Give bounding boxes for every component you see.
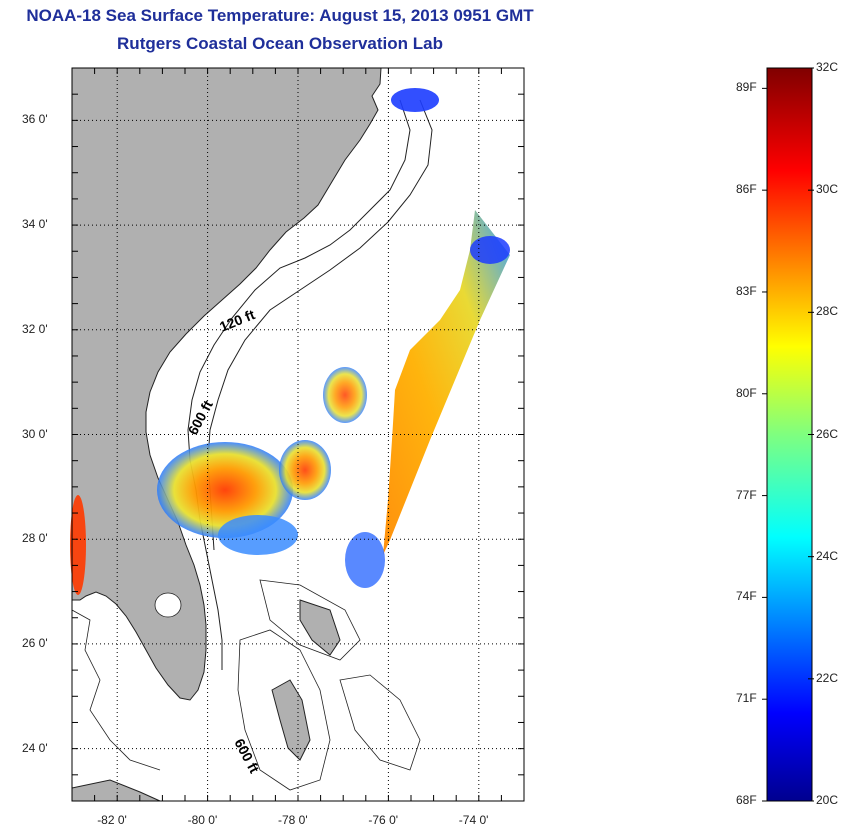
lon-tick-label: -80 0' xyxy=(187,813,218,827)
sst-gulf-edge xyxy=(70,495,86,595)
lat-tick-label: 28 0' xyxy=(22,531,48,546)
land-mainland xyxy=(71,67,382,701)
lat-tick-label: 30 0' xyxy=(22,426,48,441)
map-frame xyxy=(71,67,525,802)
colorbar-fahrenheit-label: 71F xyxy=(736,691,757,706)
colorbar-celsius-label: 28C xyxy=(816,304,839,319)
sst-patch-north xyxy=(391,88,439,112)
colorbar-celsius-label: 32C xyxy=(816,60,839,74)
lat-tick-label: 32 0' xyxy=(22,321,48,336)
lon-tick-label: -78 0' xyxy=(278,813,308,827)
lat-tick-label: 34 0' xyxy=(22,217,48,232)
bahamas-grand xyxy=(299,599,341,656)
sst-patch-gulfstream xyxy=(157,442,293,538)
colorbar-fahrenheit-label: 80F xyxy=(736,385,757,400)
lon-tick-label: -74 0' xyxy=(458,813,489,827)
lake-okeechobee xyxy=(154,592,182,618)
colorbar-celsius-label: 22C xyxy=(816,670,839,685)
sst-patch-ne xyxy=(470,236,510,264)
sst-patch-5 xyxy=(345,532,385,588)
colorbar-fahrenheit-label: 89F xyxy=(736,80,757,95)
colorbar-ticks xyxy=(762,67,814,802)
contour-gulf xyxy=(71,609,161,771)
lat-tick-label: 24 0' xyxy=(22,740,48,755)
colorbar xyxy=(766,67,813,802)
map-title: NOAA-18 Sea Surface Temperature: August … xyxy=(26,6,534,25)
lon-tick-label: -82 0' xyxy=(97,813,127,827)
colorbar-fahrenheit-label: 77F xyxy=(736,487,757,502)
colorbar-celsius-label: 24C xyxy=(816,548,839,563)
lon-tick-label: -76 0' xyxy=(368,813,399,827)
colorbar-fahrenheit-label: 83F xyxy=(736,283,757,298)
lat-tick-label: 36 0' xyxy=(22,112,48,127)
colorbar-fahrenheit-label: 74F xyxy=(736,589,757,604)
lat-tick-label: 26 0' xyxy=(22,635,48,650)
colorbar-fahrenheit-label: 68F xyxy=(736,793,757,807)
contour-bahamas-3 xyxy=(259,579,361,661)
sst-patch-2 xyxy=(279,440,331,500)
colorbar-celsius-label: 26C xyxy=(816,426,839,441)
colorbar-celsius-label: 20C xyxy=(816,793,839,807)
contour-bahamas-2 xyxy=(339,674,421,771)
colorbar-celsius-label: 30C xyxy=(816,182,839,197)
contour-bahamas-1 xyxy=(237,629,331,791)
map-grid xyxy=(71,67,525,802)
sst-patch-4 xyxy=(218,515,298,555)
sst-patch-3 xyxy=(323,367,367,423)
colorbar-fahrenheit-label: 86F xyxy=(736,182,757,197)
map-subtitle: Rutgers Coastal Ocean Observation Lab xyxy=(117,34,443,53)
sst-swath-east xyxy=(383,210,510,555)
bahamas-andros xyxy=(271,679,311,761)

....................

● **DO THIS**: Copy out the records verbatim, starting with the line containing "lon-tick-label: -80 0' xyxy=(187,813,218,827)" and ending with the line containing "colorbar-fahrenheit-label: 83F xyxy=(736,283,757,298)", both included.

● **TASK RESPONSE**:
lon-tick-label: -80 0' xyxy=(187,813,218,827)
sst-gulf-edge xyxy=(70,495,86,595)
lat-tick-label: 28 0' xyxy=(22,531,48,546)
land-mainland xyxy=(71,67,382,701)
lat-tick-label: 30 0' xyxy=(22,426,48,441)
map-frame xyxy=(71,67,525,802)
colorbar-fahrenheit-label: 71F xyxy=(736,691,757,706)
colorbar-celsius-label: 28C xyxy=(816,304,839,319)
sst-patch-north xyxy=(391,88,439,112)
colorbar-celsius-label: 32C xyxy=(816,60,839,74)
lat-tick-label: 32 0' xyxy=(22,321,48,336)
lon-tick-label: -78 0' xyxy=(278,813,308,827)
lat-tick-label: 34 0' xyxy=(22,217,48,232)
bahamas-grand xyxy=(299,599,341,656)
sst-patch-gulfstream xyxy=(157,442,293,538)
colorbar-fahrenheit-label: 80F xyxy=(736,385,757,400)
lon-tick-label: -74 0' xyxy=(458,813,489,827)
lake-okeechobee xyxy=(154,592,182,618)
colorbar-celsius-label: 22C xyxy=(816,670,839,685)
sst-patch-ne xyxy=(470,236,510,264)
sst-patch-5 xyxy=(345,532,385,588)
colorbar-fahrenheit-label: 89F xyxy=(736,80,757,95)
colorbar-ticks xyxy=(762,67,814,802)
contour-gulf xyxy=(71,609,161,771)
lat-tick-label: 24 0' xyxy=(22,740,48,755)
colorbar xyxy=(766,67,813,802)
map-title: NOAA-18 Sea Surface Temperature: August … xyxy=(26,6,534,25)
lon-tick-label: -82 0' xyxy=(97,813,127,827)
colorbar-fahrenheit-label: 77F xyxy=(736,487,757,502)
colorbar-celsius-label: 24C xyxy=(816,548,839,563)
lon-tick-label: -76 0' xyxy=(368,813,399,827)
colorbar-fahrenheit-label: 83F xyxy=(736,283,757,298)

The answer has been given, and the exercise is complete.